### What is being asked
Pick out each line of the records that includes the string "otras", and copy it.

### Extracted entries
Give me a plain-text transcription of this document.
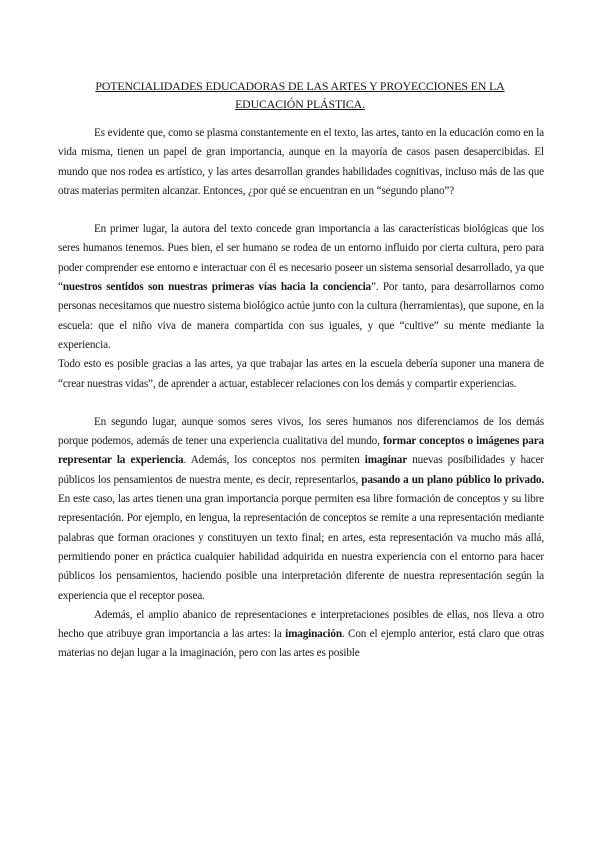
POTENCIALIDADES EDUCADORAS DE LAS ARTES Y PROYECCIONES EN LA EDUCACIÓN PLÁSTICA.

Es evidente que, como se plasma constantemente en el texto, las artes, tanto en la educación como en la vida misma, tienen un papel de gran importancia, aunque en la mayoría de casos pasen desapercibidas. El mundo que nos rodea es artístico, y las artes desarrollan grandes habilidades cognitivas, incluso más de las que otras materias permiten alcanzar. Entonces, ¿por qué se encuentran en un “segundo plano”?

En primer lugar, la autora del texto concede gran importancia a las características biológicas que los seres humanos tenemos. Pues bien, el ser humano se rodea de un entorno influido por cierta cultura, pero para poder comprender ese entorno e interactuar con él es necesario poseer un sistema sensorial desarrollado, ya que “nuestros sentidos son nuestras primeras vías hacia la conciencia”. Por tanto, para desarrollarnos como personas necesitamos que nuestro sistema biológico actúe junto con la cultura (herramientas), que supone, en la escuela: que el niño viva de manera compartida con sus iguales, y que “cultive” su mente mediante la experiencia.

Todo esto es posible gracias a las artes, ya que trabajar las artes en la escuela debería suponer una manera de “crear nuestras vidas”, de aprender a actuar, establecer relaciones con los demás y compartir experiencias.

En segundo lugar, aunque somos seres vivos, los seres humanos nos diferenciamos de los demás porque podemos, además de tener una experiencia cualitativa del mundo, formar conceptos o imágenes para representar la experiencia. Además, los conceptos nos permiten imaginar nuevas posibilidades y hacer públicos los pensamientos de nuestra mente, es decir, representarlos, pasando a un plano público lo privado. En este caso, las artes tienen una gran importancia porque permiten esa libre formación de conceptos y su libre representación. Por ejemplo, en lengua, la representación de conceptos se remite a una representación mediante palabras que forman oraciones y constituyen un texto final; en artes, esta representación va mucho más allá, permitiendo poner en práctica cualquier habilidad adquirida en nuestra experiencia con el entorno para hacer públicos los pensamientos, haciendo posible una interpretación diferente de nuestra representación según la experiencia que el receptor posea.

Además, el amplio abanico de representaciones e interpretaciones posibles de ellas, nos lleva a otro hecho que atribuye gran importancia a las artes: la imaginación. Con el ejemplo anterior, está claro que otras materias no dejan lugar a la imaginación, pero con las artes es posible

### Completed task
Es evidente que, como se plasma constantemente en el texto, las artes, tanto en la educación como en la vida misma, tienen un papel de gran importancia, aunque en la mayoría de casos pasen desapercibidas. El mundo que nos rodea es artístico, y las artes desarrollan grandes habilidades cognitivas, incluso más de las que otras materias permiten alcanzar. Entonces, ¿por qué se encuentran en un “segundo plano”?
Además, el amplio abanico de representaciones e interpretaciones posibles de ellas, nos lleva a otro hecho que atribuye gran importancia a las artes: la imaginación. Con el ejemplo anterior, está claro que otras materias no dejan lugar a la imaginación, pero con las artes es posible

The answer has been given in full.